■ **GOAL OF THE EXERCISE**
Leaving out the pictures, retype all the material exactly.
[START SUPPLIED RECORDS]
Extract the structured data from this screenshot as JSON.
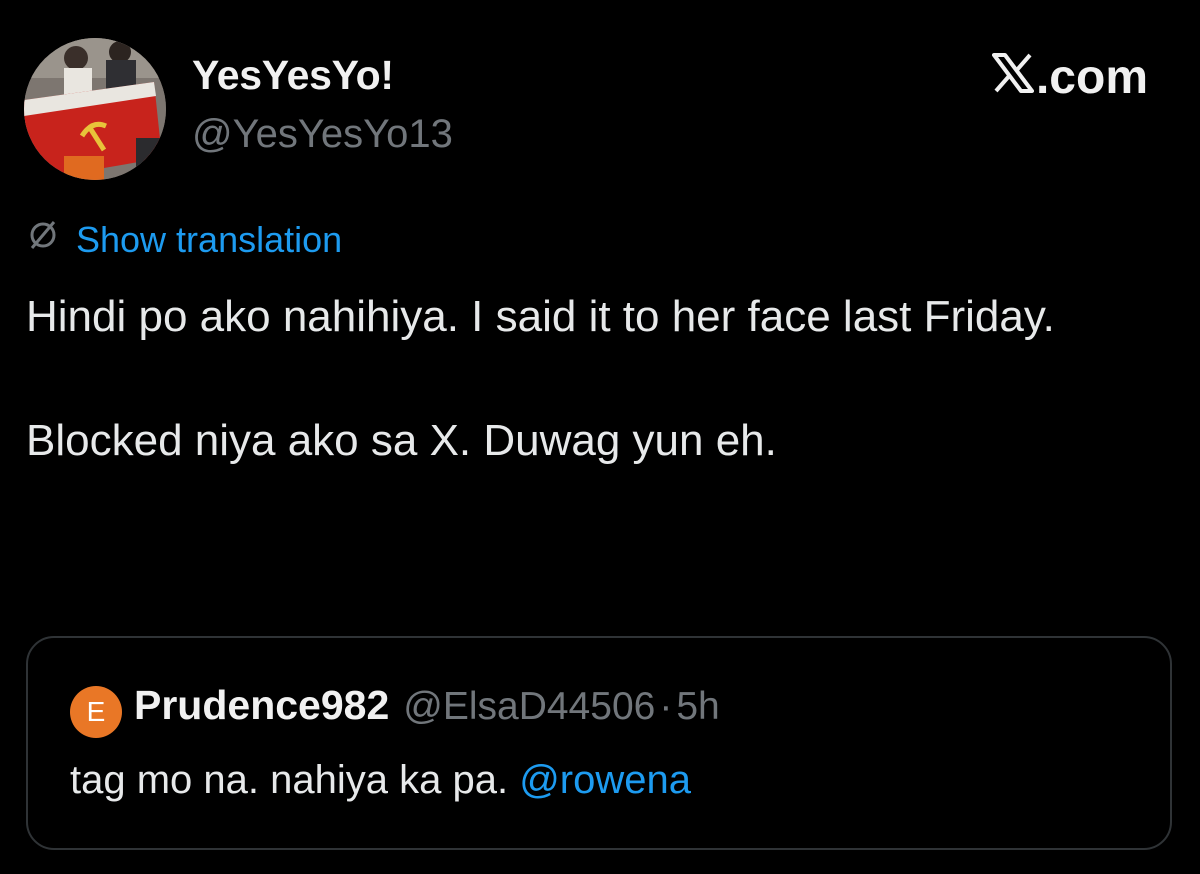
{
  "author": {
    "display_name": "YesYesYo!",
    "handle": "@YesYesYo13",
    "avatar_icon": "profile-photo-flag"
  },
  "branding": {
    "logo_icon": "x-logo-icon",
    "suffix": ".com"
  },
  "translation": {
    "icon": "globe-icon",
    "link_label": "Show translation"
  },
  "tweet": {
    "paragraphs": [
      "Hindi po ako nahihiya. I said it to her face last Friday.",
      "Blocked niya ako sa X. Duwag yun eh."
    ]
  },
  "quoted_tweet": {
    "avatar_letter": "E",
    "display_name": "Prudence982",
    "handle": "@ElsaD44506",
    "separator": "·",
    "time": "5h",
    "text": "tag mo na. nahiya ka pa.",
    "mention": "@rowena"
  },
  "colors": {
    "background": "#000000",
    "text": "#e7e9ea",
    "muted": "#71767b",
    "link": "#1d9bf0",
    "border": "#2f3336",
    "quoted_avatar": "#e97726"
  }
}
[END SUPPLIED RECORDS]
■ **RESPONSE TO THIS EXERCISE**
Extract the structured data from this screenshot as JSON.
{
  "author": {
    "display_name": "YesYesYo!",
    "handle": "@YesYesYo13",
    "avatar_icon": "profile-photo-flag"
  },
  "branding": {
    "logo_icon": "x-logo-icon",
    "suffix": ".com"
  },
  "translation": {
    "icon": "globe-icon",
    "link_label": "Show translation"
  },
  "tweet": {
    "paragraphs": [
      "Hindi po ako nahihiya. I said it to her face last Friday.",
      "Blocked niya ako sa X. Duwag yun eh."
    ]
  },
  "quoted_tweet": {
    "avatar_letter": "E",
    "display_name": "Prudence982",
    "handle": "@ElsaD44506",
    "separator": "·",
    "time": "5h",
    "text": "tag mo na. nahiya ka pa.",
    "mention": "@rowena"
  },
  "colors": {
    "background": "#000000",
    "text": "#e7e9ea",
    "muted": "#71767b",
    "link": "#1d9bf0",
    "border": "#2f3336",
    "quoted_avatar": "#e97726"
  }
}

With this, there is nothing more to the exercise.